List, from the lines below, each one with "Parse" in it.
○ ○ ○ ○
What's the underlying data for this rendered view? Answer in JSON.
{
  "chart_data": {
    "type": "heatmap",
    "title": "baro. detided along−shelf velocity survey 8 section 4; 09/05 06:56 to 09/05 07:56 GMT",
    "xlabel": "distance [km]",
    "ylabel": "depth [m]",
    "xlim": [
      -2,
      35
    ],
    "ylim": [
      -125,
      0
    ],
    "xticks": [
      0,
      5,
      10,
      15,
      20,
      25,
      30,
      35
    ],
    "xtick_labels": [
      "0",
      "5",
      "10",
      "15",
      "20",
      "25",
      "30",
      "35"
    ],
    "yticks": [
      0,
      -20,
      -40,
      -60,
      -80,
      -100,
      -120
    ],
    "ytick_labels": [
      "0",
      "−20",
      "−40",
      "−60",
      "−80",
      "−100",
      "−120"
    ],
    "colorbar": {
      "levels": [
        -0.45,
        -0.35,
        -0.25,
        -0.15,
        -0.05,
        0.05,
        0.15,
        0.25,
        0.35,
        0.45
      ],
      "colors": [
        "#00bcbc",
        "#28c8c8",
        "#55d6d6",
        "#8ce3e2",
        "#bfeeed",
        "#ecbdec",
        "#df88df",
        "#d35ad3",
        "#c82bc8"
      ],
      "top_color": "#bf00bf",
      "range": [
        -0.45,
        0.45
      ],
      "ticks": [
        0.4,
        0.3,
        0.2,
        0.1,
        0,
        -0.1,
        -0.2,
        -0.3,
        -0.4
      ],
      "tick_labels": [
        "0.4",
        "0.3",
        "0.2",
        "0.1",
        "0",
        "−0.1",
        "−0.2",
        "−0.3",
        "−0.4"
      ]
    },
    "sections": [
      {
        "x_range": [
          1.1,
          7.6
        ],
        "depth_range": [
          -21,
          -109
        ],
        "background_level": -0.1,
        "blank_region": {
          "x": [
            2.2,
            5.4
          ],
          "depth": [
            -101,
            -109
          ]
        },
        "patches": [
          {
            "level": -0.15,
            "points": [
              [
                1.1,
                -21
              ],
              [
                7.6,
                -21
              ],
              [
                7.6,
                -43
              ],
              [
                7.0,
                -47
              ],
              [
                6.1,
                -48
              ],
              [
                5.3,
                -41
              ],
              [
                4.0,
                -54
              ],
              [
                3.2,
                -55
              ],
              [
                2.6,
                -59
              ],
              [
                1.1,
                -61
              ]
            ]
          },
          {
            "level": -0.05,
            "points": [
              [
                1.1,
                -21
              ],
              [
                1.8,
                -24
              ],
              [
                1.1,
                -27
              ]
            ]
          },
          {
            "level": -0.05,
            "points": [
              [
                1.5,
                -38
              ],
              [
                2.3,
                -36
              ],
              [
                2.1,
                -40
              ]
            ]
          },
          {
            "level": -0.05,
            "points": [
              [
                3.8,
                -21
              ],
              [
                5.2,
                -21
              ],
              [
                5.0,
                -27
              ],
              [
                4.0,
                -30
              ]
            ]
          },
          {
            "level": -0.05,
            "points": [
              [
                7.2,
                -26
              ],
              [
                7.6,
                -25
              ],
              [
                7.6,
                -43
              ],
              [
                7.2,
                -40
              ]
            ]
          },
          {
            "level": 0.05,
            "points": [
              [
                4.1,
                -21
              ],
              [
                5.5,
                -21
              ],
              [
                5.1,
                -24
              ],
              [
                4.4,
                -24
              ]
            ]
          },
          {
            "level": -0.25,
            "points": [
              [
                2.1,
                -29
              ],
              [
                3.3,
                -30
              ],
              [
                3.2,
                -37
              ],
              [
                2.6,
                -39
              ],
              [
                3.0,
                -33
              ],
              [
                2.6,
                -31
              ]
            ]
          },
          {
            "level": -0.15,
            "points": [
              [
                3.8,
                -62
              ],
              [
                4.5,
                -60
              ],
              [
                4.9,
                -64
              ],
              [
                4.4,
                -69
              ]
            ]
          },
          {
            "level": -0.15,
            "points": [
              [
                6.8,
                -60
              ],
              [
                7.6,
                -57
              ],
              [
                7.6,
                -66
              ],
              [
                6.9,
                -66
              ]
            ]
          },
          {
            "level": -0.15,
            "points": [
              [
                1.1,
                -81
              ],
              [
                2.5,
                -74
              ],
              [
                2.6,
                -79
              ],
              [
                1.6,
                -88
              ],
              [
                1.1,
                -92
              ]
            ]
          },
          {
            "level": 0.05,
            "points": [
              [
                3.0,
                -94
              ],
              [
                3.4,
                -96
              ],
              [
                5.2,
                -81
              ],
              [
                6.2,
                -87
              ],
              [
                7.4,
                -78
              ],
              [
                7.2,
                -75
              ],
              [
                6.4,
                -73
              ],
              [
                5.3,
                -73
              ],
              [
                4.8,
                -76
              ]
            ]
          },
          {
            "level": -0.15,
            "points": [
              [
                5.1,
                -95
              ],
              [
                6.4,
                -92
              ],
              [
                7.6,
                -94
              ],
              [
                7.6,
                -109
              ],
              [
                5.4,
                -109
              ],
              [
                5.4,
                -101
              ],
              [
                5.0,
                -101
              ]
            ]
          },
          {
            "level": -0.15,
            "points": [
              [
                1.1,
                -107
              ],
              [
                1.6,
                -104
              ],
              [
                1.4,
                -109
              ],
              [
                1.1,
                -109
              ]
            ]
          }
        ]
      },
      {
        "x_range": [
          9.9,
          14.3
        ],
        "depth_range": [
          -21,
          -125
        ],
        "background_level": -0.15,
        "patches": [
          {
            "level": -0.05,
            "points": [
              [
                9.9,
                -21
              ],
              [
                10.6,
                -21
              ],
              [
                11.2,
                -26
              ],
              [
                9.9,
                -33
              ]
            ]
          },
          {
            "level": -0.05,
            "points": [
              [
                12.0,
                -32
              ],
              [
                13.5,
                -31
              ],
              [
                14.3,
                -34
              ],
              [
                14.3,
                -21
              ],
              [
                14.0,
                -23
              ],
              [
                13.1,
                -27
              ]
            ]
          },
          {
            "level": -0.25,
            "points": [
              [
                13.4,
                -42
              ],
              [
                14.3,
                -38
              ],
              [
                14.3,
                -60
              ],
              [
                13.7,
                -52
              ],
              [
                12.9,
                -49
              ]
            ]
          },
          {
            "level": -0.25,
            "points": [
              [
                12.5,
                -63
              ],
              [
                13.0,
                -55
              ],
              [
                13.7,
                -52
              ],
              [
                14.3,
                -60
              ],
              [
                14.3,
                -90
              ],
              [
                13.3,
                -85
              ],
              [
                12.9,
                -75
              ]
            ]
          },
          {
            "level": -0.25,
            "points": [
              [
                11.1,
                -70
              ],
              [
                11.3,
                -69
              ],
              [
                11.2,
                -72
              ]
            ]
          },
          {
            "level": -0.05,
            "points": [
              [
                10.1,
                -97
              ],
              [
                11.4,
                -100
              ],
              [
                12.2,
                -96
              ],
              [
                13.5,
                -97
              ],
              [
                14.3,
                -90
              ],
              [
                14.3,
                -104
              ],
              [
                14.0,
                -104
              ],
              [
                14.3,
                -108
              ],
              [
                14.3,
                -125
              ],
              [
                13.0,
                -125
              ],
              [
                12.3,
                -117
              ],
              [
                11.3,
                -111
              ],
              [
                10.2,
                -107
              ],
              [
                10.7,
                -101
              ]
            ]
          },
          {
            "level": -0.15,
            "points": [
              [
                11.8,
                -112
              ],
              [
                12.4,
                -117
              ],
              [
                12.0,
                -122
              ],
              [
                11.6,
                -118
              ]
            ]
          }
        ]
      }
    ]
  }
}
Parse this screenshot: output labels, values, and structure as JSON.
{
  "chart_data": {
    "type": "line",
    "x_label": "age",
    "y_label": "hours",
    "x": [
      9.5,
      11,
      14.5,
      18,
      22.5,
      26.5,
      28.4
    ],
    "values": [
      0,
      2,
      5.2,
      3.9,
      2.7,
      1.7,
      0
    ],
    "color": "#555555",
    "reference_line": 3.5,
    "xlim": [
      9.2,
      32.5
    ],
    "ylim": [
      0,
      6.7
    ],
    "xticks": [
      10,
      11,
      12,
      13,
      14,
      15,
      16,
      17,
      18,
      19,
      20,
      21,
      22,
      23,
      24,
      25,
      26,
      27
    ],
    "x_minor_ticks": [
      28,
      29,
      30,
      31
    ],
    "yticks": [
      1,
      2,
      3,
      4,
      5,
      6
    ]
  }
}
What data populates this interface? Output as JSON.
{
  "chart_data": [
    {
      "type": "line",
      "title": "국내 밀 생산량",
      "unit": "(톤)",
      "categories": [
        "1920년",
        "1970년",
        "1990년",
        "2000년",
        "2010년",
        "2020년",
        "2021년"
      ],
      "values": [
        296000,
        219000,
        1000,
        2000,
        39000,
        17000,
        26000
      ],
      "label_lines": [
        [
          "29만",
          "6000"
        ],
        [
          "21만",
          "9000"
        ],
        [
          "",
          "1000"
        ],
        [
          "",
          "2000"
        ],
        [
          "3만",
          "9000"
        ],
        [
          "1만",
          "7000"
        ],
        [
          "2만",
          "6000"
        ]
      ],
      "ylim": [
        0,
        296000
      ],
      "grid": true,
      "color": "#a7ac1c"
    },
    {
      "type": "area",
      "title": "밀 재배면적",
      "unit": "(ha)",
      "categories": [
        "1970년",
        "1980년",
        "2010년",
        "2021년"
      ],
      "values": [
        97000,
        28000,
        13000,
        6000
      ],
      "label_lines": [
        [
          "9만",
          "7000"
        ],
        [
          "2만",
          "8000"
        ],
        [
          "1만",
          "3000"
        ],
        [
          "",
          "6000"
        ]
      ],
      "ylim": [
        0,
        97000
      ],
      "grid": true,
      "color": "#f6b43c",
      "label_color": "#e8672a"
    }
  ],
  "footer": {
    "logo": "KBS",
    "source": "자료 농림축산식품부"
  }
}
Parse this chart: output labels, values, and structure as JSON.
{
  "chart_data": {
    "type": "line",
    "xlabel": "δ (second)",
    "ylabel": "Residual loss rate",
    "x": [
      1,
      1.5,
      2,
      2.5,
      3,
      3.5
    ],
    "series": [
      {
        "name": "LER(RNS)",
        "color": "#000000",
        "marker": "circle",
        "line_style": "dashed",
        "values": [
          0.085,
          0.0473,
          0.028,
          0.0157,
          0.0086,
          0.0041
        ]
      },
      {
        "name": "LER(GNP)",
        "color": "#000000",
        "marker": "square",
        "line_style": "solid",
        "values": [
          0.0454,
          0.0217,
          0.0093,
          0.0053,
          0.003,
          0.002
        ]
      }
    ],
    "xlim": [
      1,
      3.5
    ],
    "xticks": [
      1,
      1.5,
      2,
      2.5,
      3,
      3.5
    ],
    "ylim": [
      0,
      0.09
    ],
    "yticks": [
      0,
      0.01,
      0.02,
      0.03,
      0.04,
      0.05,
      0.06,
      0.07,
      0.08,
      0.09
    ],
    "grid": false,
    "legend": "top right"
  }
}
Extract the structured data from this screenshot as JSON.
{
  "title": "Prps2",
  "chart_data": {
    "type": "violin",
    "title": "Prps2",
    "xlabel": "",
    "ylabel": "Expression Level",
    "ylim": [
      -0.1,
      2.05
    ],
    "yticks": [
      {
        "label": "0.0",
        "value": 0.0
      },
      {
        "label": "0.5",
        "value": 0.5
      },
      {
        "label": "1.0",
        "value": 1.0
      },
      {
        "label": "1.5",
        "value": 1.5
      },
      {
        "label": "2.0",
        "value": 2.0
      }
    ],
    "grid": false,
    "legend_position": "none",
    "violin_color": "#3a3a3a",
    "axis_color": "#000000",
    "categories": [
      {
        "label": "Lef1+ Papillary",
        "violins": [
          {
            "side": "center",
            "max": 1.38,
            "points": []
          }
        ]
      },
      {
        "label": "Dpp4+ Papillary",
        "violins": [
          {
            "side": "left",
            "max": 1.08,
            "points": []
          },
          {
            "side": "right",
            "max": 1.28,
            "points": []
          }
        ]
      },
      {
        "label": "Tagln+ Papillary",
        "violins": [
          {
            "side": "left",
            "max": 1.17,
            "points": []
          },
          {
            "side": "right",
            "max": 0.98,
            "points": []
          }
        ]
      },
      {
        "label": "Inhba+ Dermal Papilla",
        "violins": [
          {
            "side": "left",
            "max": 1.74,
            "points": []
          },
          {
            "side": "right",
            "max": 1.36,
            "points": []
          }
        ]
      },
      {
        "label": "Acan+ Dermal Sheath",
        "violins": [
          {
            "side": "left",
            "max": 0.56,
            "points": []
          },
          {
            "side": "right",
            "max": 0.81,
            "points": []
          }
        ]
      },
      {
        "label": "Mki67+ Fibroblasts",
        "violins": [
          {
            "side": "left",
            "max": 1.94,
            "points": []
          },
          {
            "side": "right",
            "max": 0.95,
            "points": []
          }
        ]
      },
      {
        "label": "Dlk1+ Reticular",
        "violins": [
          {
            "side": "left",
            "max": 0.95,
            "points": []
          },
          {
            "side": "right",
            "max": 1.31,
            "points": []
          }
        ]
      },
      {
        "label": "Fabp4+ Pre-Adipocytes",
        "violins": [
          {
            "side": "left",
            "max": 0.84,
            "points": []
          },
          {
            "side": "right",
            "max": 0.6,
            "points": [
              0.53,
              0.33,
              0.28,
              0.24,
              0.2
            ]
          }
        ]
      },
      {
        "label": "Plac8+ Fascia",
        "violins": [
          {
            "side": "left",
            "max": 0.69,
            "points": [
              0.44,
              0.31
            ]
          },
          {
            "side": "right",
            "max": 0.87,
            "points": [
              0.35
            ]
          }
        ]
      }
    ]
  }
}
○ ○ ○ ○
Full solution.
Parse this screenshot: output labels, values, and structure as JSON.
Parse this chart: output labels, values, and structure as JSON.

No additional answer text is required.